Work required ▸ All of the data should be repeated exactly; pictures are not part of the copy.

Exercise inputs ▸
________

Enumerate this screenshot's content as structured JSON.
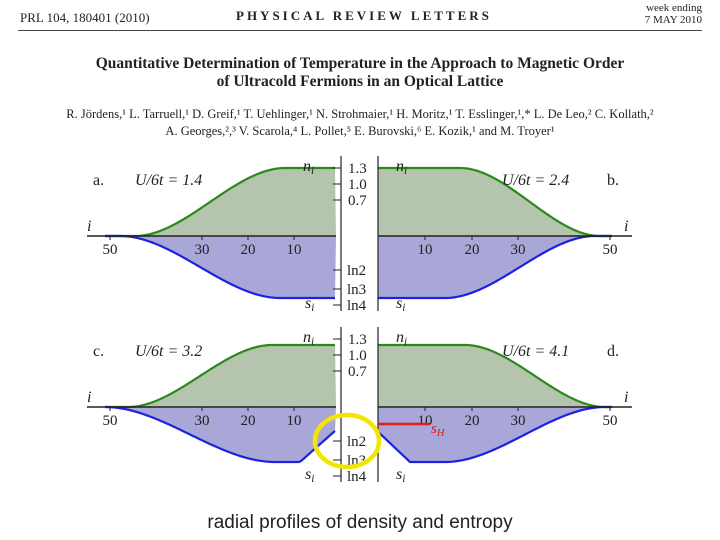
{
  "header": {
    "journal": "PRL 104, 180401 (2010)",
    "journal_name": "PHYSICAL REVIEW LETTERS",
    "date_line1": "week ending",
    "date_line2": "7 MAY 2010"
  },
  "paper": {
    "title_line1": "Quantitative Determination of Temperature in the Approach to Magnetic Order",
    "title_line2": "of Ultracold Fermions in an Optical Lattice",
    "authors_line1": "R. Jördens,¹ L. Tarruell,¹ D. Greif,¹ T. Uehlinger,¹ N. Strohmaier,¹ H. Moritz,¹ T. Esslinger,¹,* L. De Leo,² C. Kollath,²",
    "authors_line2": "A. Georges,²,³ V. Scarola,⁴ L. Pollet,⁵ E. Burovski,⁶ E. Kozik,¹ and M. Troyer¹"
  },
  "figure": {
    "panel_labels": [
      "a.",
      "b.",
      "c.",
      "d."
    ],
    "panel_params": [
      "U/6t = 1.4",
      "U/6t = 2.4",
      "U/6t = 3.2",
      "U/6t = 4.1"
    ],
    "density_axis_label": "n",
    "density_axis_sub": "i",
    "entropy_axis_label": "s",
    "entropy_axis_sub": "i",
    "site_axis_label": "i",
    "density_ticks": [
      "1.3",
      "1.0",
      "0.7"
    ],
    "entropy_ticks": [
      "ln2",
      "ln3",
      "ln4"
    ],
    "left_ticks": [
      "50",
      "30",
      "20",
      "10"
    ],
    "right_ticks": [
      "10",
      "20",
      "30",
      "50"
    ],
    "annotation_label": "s",
    "annotation_sub": "H",
    "colors": {
      "density_fill": "#b5c5ad",
      "density_line": "#2a8a1a",
      "entropy_fill": "#a9a7d8",
      "entropy_line": "#1c22e0",
      "annotation": "#e01a1a",
      "highlight": "#f2e600"
    }
  },
  "caption": "radial profiles of density and entropy"
}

________

The completed task ▸
Enumerate this screenshot's content as structured JSON.
{
  "header": {
    "journal": "PRL 104, 180401 (2010)",
    "journal_name": "PHYSICAL REVIEW LETTERS",
    "date_line1": "week ending",
    "date_line2": "7 MAY 2010"
  },
  "paper": {
    "title_line1": "Quantitative Determination of Temperature in the Approach to Magnetic Order",
    "title_line2": "of Ultracold Fermions in an Optical Lattice",
    "authors_line1": "R. Jördens,¹ L. Tarruell,¹ D. Greif,¹ T. Uehlinger,¹ N. Strohmaier,¹ H. Moritz,¹ T. Esslinger,¹,* L. De Leo,² C. Kollath,²",
    "authors_line2": "A. Georges,²,³ V. Scarola,⁴ L. Pollet,⁵ E. Burovski,⁶ E. Kozik,¹ and M. Troyer¹"
  },
  "figure": {
    "panel_labels": [
      "a.",
      "b.",
      "c.",
      "d."
    ],
    "panel_params": [
      "U/6t = 1.4",
      "U/6t = 2.4",
      "U/6t = 3.2",
      "U/6t = 4.1"
    ],
    "density_axis_label": "n",
    "density_axis_sub": "i",
    "entropy_axis_label": "s",
    "entropy_axis_sub": "i",
    "site_axis_label": "i",
    "density_ticks": [
      "1.3",
      "1.0",
      "0.7"
    ],
    "entropy_ticks": [
      "ln2",
      "ln3",
      "ln4"
    ],
    "left_ticks": [
      "50",
      "30",
      "20",
      "10"
    ],
    "right_ticks": [
      "10",
      "20",
      "30",
      "50"
    ],
    "annotation_label": "s",
    "annotation_sub": "H",
    "colors": {
      "density_fill": "#b5c5ad",
      "density_line": "#2a8a1a",
      "entropy_fill": "#a9a7d8",
      "entropy_line": "#1c22e0",
      "annotation": "#e01a1a",
      "highlight": "#f2e600"
    }
  },
  "caption": "radial profiles of density and entropy"
}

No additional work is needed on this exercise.